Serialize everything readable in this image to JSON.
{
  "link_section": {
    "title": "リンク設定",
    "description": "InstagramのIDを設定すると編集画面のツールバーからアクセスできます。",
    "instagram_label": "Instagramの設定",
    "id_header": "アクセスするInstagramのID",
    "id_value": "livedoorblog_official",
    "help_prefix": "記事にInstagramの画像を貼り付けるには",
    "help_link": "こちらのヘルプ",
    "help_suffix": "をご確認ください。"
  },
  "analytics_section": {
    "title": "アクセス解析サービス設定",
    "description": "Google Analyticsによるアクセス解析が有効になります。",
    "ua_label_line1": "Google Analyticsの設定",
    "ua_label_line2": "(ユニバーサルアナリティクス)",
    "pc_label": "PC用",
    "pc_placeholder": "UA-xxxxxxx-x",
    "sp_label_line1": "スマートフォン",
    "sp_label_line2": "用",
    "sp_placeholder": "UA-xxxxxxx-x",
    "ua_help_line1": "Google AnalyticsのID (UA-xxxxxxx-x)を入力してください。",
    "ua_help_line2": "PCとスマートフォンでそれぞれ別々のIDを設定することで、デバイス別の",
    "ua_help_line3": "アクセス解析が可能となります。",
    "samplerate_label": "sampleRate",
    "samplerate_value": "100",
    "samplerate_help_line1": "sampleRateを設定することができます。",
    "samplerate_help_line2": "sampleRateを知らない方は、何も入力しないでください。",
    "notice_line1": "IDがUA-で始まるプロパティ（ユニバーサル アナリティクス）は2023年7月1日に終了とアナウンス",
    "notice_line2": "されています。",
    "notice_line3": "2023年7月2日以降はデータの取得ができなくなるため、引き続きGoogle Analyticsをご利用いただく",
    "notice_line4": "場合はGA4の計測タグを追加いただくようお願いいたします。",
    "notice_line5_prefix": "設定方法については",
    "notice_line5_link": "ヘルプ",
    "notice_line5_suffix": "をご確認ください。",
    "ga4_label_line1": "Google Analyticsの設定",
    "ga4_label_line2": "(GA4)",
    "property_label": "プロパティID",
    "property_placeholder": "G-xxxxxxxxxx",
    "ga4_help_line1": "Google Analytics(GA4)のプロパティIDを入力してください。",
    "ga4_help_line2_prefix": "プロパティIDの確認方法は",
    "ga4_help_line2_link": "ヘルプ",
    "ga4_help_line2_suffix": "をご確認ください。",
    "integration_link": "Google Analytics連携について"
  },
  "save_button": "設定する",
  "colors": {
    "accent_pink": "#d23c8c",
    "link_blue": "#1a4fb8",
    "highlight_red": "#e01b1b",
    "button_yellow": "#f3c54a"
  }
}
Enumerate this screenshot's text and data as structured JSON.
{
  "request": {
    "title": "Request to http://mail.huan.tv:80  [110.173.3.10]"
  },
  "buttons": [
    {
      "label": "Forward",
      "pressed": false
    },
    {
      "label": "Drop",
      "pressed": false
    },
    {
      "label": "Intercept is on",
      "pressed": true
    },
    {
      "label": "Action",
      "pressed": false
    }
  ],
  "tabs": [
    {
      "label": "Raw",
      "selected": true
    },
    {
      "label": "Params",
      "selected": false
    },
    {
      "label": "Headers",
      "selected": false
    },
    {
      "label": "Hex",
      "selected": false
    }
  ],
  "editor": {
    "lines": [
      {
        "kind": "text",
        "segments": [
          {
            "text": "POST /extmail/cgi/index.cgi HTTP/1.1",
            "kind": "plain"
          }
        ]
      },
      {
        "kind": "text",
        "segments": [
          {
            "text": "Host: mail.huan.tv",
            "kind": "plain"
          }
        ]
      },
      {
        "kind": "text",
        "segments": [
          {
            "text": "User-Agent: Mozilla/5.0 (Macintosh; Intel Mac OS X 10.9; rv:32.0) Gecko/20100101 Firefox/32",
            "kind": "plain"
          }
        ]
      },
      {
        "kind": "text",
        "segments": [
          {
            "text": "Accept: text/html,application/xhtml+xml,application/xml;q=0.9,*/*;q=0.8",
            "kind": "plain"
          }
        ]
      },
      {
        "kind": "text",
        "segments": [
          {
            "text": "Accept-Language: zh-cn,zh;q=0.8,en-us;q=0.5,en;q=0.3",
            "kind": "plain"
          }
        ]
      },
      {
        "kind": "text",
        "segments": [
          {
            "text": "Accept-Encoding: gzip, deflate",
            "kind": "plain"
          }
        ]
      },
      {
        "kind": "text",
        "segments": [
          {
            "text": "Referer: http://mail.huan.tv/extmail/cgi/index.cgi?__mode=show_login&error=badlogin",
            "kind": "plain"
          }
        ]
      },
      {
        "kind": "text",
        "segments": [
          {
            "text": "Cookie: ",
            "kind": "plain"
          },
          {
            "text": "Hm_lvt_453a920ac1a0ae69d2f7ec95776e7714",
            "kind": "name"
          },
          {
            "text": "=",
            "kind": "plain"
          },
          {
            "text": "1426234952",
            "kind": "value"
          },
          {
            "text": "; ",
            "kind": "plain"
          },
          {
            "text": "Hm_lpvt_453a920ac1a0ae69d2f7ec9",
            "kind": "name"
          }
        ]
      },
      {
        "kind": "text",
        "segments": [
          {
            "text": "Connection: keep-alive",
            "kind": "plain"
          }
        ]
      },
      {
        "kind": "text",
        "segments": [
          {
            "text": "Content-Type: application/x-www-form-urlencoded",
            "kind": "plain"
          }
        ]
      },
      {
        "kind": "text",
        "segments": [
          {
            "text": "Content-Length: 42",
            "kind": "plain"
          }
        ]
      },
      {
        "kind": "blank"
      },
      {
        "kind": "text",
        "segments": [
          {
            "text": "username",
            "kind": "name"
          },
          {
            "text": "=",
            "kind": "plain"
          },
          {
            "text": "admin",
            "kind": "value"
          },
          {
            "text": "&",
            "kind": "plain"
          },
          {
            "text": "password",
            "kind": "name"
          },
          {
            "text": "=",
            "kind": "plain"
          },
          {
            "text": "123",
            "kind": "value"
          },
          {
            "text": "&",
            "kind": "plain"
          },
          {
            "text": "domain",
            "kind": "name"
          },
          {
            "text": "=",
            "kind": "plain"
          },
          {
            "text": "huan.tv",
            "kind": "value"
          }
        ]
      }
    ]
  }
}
# # # # #
▶ _GIVEN TASK_
From the listing above, copy every line that includes the word "extmail".

▶ _EXERCISE OUTPUT_
            "text": "POST /extmail/cgi/index.cgi HTTP/1.1",
            "text": "Referer: http://mail.huan.tv/extmail/cgi/index.cgi?__mode=show_login&error=badlogin",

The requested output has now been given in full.